Rows from a figure dataset:
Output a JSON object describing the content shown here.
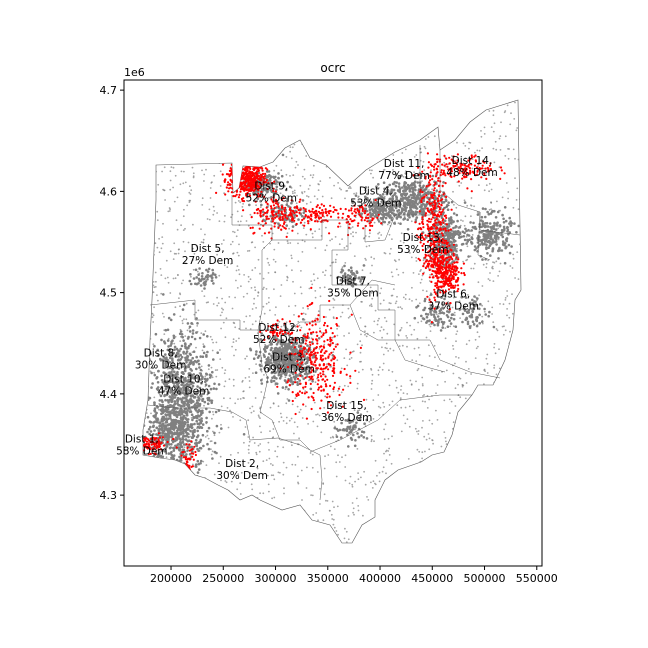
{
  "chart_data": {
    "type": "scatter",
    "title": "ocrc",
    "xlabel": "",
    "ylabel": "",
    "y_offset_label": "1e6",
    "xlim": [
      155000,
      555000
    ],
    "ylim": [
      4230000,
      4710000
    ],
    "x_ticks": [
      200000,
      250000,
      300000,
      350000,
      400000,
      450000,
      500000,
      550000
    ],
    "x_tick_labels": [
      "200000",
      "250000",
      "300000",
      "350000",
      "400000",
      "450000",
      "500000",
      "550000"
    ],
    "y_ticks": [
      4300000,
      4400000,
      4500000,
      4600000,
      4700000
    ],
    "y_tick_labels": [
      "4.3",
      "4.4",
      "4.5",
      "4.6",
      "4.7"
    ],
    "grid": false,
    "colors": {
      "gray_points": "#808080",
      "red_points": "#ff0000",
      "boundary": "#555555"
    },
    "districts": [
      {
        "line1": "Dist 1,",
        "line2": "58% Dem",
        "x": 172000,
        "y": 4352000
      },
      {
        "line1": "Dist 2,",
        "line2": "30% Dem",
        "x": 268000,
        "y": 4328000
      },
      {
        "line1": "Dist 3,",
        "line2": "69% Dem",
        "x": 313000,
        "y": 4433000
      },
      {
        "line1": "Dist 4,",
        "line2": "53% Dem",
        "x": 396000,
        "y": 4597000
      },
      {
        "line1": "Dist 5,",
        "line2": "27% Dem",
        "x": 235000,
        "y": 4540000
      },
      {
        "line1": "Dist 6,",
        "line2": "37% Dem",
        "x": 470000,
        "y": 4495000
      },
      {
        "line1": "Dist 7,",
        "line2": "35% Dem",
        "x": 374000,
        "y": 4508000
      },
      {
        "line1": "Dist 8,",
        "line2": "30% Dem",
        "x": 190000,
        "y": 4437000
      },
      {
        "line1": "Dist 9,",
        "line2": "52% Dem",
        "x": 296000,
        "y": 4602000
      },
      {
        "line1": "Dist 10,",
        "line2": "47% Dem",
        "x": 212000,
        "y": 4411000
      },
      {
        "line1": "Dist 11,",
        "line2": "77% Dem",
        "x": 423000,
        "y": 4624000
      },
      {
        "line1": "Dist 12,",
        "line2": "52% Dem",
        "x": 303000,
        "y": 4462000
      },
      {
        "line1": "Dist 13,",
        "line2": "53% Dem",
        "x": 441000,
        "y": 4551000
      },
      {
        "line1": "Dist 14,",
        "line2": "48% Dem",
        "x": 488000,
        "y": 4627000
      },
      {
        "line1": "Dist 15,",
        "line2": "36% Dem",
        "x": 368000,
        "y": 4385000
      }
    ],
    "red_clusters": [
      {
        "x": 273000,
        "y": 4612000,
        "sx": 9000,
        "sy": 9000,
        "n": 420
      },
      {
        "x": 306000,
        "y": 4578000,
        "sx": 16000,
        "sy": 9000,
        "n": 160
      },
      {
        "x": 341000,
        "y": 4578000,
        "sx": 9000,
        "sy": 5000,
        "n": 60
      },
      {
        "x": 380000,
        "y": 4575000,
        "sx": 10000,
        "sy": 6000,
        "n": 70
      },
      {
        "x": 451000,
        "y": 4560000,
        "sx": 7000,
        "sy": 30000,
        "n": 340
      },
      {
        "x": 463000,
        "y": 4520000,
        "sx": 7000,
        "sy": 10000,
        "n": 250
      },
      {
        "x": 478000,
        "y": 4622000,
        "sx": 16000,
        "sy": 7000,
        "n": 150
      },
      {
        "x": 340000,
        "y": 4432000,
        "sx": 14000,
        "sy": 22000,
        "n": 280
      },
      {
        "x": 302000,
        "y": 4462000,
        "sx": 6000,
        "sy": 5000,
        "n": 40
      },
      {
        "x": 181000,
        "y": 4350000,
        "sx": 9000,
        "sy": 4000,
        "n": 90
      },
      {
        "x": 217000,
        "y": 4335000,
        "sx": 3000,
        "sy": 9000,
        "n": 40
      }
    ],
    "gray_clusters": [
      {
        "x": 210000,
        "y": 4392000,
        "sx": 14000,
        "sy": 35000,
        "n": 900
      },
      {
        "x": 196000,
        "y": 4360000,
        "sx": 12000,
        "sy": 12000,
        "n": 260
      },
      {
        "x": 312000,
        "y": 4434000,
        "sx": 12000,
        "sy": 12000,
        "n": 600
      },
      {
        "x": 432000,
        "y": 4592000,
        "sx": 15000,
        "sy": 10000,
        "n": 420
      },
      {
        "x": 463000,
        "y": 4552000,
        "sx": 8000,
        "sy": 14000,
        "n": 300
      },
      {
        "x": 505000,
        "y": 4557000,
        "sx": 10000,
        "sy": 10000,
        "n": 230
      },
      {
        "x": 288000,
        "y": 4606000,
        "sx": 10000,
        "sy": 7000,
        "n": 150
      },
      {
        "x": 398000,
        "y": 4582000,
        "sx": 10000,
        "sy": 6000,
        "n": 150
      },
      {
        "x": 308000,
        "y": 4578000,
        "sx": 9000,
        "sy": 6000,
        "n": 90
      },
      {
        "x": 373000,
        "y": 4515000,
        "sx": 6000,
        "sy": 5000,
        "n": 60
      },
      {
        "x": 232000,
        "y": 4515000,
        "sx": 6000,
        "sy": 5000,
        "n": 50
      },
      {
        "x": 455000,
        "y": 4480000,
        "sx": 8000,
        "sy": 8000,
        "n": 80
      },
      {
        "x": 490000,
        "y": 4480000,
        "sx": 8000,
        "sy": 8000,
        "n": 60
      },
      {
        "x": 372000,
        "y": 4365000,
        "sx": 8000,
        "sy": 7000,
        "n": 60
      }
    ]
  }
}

Required task => Repeat all the records above exactly, leaving out any pictures.

Exercise response =>
Output a JSON object describing the content shown here.
{
  "chart_data": {
    "type": "scatter",
    "title": "ocrc",
    "xlabel": "",
    "ylabel": "",
    "y_offset_label": "1e6",
    "xlim": [
      155000,
      555000
    ],
    "ylim": [
      4230000,
      4710000
    ],
    "x_ticks": [
      200000,
      250000,
      300000,
      350000,
      400000,
      450000,
      500000,
      550000
    ],
    "x_tick_labels": [
      "200000",
      "250000",
      "300000",
      "350000",
      "400000",
      "450000",
      "500000",
      "550000"
    ],
    "y_ticks": [
      4300000,
      4400000,
      4500000,
      4600000,
      4700000
    ],
    "y_tick_labels": [
      "4.3",
      "4.4",
      "4.5",
      "4.6",
      "4.7"
    ],
    "grid": false,
    "colors": {
      "gray_points": "#808080",
      "red_points": "#ff0000",
      "boundary": "#555555"
    },
    "districts": [
      {
        "line1": "Dist 1,",
        "line2": "58% Dem",
        "x": 172000,
        "y": 4352000
      },
      {
        "line1": "Dist 2,",
        "line2": "30% Dem",
        "x": 268000,
        "y": 4328000
      },
      {
        "line1": "Dist 3,",
        "line2": "69% Dem",
        "x": 313000,
        "y": 4433000
      },
      {
        "line1": "Dist 4,",
        "line2": "53% Dem",
        "x": 396000,
        "y": 4597000
      },
      {
        "line1": "Dist 5,",
        "line2": "27% Dem",
        "x": 235000,
        "y": 4540000
      },
      {
        "line1": "Dist 6,",
        "line2": "37% Dem",
        "x": 470000,
        "y": 4495000
      },
      {
        "line1": "Dist 7,",
        "line2": "35% Dem",
        "x": 374000,
        "y": 4508000
      },
      {
        "line1": "Dist 8,",
        "line2": "30% Dem",
        "x": 190000,
        "y": 4437000
      },
      {
        "line1": "Dist 9,",
        "line2": "52% Dem",
        "x": 296000,
        "y": 4602000
      },
      {
        "line1": "Dist 10,",
        "line2": "47% Dem",
        "x": 212000,
        "y": 4411000
      },
      {
        "line1": "Dist 11,",
        "line2": "77% Dem",
        "x": 423000,
        "y": 4624000
      },
      {
        "line1": "Dist 12,",
        "line2": "52% Dem",
        "x": 303000,
        "y": 4462000
      },
      {
        "line1": "Dist 13,",
        "line2": "53% Dem",
        "x": 441000,
        "y": 4551000
      },
      {
        "line1": "Dist 14,",
        "line2": "48% Dem",
        "x": 488000,
        "y": 4627000
      },
      {
        "line1": "Dist 15,",
        "line2": "36% Dem",
        "x": 368000,
        "y": 4385000
      }
    ],
    "red_clusters": [
      {
        "x": 273000,
        "y": 4612000,
        "sx": 9000,
        "sy": 9000,
        "n": 420
      },
      {
        "x": 306000,
        "y": 4578000,
        "sx": 16000,
        "sy": 9000,
        "n": 160
      },
      {
        "x": 341000,
        "y": 4578000,
        "sx": 9000,
        "sy": 5000,
        "n": 60
      },
      {
        "x": 380000,
        "y": 4575000,
        "sx": 10000,
        "sy": 6000,
        "n": 70
      },
      {
        "x": 451000,
        "y": 4560000,
        "sx": 7000,
        "sy": 30000,
        "n": 340
      },
      {
        "x": 463000,
        "y": 4520000,
        "sx": 7000,
        "sy": 10000,
        "n": 250
      },
      {
        "x": 478000,
        "y": 4622000,
        "sx": 16000,
        "sy": 7000,
        "n": 150
      },
      {
        "x": 340000,
        "y": 4432000,
        "sx": 14000,
        "sy": 22000,
        "n": 280
      },
      {
        "x": 302000,
        "y": 4462000,
        "sx": 6000,
        "sy": 5000,
        "n": 40
      },
      {
        "x": 181000,
        "y": 4350000,
        "sx": 9000,
        "sy": 4000,
        "n": 90
      },
      {
        "x": 217000,
        "y": 4335000,
        "sx": 3000,
        "sy": 9000,
        "n": 40
      }
    ],
    "gray_clusters": [
      {
        "x": 210000,
        "y": 4392000,
        "sx": 14000,
        "sy": 35000,
        "n": 900
      },
      {
        "x": 196000,
        "y": 4360000,
        "sx": 12000,
        "sy": 12000,
        "n": 260
      },
      {
        "x": 312000,
        "y": 4434000,
        "sx": 12000,
        "sy": 12000,
        "n": 600
      },
      {
        "x": 432000,
        "y": 4592000,
        "sx": 15000,
        "sy": 10000,
        "n": 420
      },
      {
        "x": 463000,
        "y": 4552000,
        "sx": 8000,
        "sy": 14000,
        "n": 300
      },
      {
        "x": 505000,
        "y": 4557000,
        "sx": 10000,
        "sy": 10000,
        "n": 230
      },
      {
        "x": 288000,
        "y": 4606000,
        "sx": 10000,
        "sy": 7000,
        "n": 150
      },
      {
        "x": 398000,
        "y": 4582000,
        "sx": 10000,
        "sy": 6000,
        "n": 150
      },
      {
        "x": 308000,
        "y": 4578000,
        "sx": 9000,
        "sy": 6000,
        "n": 90
      },
      {
        "x": 373000,
        "y": 4515000,
        "sx": 6000,
        "sy": 5000,
        "n": 60
      },
      {
        "x": 232000,
        "y": 4515000,
        "sx": 6000,
        "sy": 5000,
        "n": 50
      },
      {
        "x": 455000,
        "y": 4480000,
        "sx": 8000,
        "sy": 8000,
        "n": 80
      },
      {
        "x": 490000,
        "y": 4480000,
        "sx": 8000,
        "sy": 8000,
        "n": 60
      },
      {
        "x": 372000,
        "y": 4365000,
        "sx": 8000,
        "sy": 7000,
        "n": 60
      }
    ]
  }
}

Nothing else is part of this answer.